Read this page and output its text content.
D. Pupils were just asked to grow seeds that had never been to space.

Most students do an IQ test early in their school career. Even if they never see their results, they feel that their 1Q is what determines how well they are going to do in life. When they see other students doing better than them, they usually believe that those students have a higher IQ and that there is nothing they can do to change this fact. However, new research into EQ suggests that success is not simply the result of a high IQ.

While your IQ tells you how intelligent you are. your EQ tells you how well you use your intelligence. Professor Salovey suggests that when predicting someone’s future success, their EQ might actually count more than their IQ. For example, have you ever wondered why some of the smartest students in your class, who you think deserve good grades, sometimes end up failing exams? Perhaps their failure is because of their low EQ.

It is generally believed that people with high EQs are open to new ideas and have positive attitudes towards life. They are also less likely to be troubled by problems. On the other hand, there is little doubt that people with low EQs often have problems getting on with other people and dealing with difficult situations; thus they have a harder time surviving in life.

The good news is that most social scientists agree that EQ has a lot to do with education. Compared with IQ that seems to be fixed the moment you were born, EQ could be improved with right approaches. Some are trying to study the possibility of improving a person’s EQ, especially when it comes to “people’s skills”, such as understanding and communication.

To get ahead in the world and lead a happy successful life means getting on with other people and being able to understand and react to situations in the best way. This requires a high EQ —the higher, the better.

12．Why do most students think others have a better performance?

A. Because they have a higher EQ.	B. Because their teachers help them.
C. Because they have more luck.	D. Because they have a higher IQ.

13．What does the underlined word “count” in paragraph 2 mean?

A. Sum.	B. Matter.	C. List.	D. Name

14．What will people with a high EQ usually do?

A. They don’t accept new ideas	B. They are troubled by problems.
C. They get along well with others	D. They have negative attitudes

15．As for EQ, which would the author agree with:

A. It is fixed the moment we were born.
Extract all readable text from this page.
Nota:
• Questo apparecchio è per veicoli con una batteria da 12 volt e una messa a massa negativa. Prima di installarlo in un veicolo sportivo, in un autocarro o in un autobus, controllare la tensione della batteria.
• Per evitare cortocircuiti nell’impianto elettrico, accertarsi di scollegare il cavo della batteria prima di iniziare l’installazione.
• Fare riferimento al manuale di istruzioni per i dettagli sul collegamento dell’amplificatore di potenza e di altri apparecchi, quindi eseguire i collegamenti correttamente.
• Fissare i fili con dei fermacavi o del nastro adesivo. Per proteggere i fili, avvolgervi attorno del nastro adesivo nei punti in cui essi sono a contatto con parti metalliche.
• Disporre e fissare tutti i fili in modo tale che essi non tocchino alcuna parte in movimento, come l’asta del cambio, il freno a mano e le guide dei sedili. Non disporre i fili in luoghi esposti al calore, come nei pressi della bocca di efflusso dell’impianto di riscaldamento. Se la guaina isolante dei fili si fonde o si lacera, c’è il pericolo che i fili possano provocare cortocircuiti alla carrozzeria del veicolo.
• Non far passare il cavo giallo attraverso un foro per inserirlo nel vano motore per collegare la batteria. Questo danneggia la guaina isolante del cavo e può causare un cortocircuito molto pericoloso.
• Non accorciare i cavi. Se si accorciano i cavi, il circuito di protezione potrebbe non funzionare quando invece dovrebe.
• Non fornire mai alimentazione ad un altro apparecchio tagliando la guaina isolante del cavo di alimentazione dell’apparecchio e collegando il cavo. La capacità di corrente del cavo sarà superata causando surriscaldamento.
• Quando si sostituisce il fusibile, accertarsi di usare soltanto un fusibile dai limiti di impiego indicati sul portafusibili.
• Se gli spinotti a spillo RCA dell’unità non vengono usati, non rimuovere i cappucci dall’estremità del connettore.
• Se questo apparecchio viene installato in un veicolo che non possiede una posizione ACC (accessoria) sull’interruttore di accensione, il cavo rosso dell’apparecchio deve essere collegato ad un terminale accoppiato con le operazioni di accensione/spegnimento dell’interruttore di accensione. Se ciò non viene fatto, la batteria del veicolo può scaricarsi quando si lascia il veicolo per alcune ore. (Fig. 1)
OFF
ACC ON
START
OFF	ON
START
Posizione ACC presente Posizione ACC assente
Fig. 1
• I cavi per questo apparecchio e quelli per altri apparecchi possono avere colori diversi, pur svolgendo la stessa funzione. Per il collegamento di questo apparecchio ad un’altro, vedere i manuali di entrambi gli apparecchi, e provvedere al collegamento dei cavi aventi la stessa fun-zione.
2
+++
Exercise instructions: Which lines contain the word "accertarsi"? Copy each of them.

Result:
• Per evitare cortocircuiti nell’impianto elettrico, accertarsi di scollegare il cavo della batteria prima di iniziare l’installazione.
• Quando si sostituisce il fusibile, accertarsi di usare soltanto un fusibile dai limiti di impiego indicati sul portafusibili.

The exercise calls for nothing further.